* Start *

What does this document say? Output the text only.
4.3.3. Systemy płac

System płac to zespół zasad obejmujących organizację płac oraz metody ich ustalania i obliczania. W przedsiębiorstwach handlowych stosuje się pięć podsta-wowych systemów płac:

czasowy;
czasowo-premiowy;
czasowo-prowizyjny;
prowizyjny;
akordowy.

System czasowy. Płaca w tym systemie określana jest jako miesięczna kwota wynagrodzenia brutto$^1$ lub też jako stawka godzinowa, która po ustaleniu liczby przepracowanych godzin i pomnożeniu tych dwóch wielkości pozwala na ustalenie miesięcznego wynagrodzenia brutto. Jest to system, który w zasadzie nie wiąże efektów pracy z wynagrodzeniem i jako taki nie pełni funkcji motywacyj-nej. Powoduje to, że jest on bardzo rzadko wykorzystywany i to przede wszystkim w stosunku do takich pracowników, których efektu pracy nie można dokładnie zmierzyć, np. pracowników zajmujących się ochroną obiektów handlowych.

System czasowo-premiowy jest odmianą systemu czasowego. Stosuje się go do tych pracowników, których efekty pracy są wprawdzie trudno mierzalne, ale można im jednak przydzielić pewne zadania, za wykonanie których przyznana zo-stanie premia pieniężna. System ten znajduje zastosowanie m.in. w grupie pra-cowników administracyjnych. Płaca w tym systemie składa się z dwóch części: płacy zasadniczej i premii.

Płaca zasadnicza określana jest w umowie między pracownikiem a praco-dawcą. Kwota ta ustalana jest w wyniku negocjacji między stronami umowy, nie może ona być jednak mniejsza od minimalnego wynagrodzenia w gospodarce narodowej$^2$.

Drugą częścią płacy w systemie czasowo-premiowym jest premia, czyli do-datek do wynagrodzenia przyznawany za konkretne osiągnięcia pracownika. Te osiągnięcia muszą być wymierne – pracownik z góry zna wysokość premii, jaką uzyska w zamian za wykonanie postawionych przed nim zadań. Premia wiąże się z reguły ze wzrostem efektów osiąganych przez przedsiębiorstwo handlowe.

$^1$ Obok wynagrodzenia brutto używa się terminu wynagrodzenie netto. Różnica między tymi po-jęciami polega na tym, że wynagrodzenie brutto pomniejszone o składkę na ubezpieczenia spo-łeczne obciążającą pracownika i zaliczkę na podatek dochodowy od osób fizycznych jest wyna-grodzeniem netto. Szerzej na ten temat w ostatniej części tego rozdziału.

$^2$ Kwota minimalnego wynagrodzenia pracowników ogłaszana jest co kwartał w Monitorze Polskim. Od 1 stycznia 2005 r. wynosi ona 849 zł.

* End *

### Exercise goal
Without changing a word, restate the whole listing.

### Task result
What does this document say? Output the text only.
4.3.3. Systemy płac

System płac to zespół zasad obejmujących organizację płac oraz metody ich ustalania i obliczania. W przedsiębiorstwach handlowych stosuje się pięć podsta-wowych systemów płac:

czasowy;
czasowo-premiowy;
czasowo-prowizyjny;
prowizyjny;
akordowy.

System czasowy. Płaca w tym systemie określana jest jako miesięczna kwota wynagrodzenia brutto$^1$ lub też jako stawka godzinowa, która po ustaleniu liczby przepracowanych godzin i pomnożeniu tych dwóch wielkości pozwala na ustalenie miesięcznego wynagrodzenia brutto. Jest to system, który w zasadzie nie wiąże efektów pracy z wynagrodzeniem i jako taki nie pełni funkcji motywacyj-nej. Powoduje to, że jest on bardzo rzadko wykorzystywany i to przede wszystkim w stosunku do takich pracowników, których efektu pracy nie można dokładnie zmierzyć, np. pracowników zajmujących się ochroną obiektów handlowych.

System czasowo-premiowy jest odmianą systemu czasowego. Stosuje się go do tych pracowników, których efekty pracy są wprawdzie trudno mierzalne, ale można im jednak przydzielić pewne zadania, za wykonanie których przyznana zo-stanie premia pieniężna. System ten znajduje zastosowanie m.in. w grupie pra-cowników administracyjnych. Płaca w tym systemie składa się z dwóch części: płacy zasadniczej i premii.

Płaca zasadnicza określana jest w umowie między pracownikiem a praco-dawcą. Kwota ta ustalana jest w wyniku negocjacji między stronami umowy, nie może ona być jednak mniejsza od minimalnego wynagrodzenia w gospodarce narodowej$^2$.

Drugą częścią płacy w systemie czasowo-premiowym jest premia, czyli do-datek do wynagrodzenia przyznawany za konkretne osiągnięcia pracownika. Te osiągnięcia muszą być wymierne – pracownik z góry zna wysokość premii, jaką uzyska w zamian za wykonanie postawionych przed nim zadań. Premia wiąże się z reguły ze wzrostem efektów osiąganych przez przedsiębiorstwo handlowe.

$^1$ Obok wynagrodzenia brutto używa się terminu wynagrodzenie netto. Różnica między tymi po-jęciami polega na tym, że wynagrodzenie brutto pomniejszone o składkę na ubezpieczenia spo-łeczne obciążającą pracownika i zaliczkę na podatek dochodowy od osób fizycznych jest wyna-grodzeniem netto. Szerzej na ten temat w ostatniej części tego rozdziału.

$^2$ Kwota minimalnego wynagrodzenia pracowników ogłaszana jest co kwartał w Monitorze Polskim. Od 1 stycznia 2005 r. wynosi ona 849 zł.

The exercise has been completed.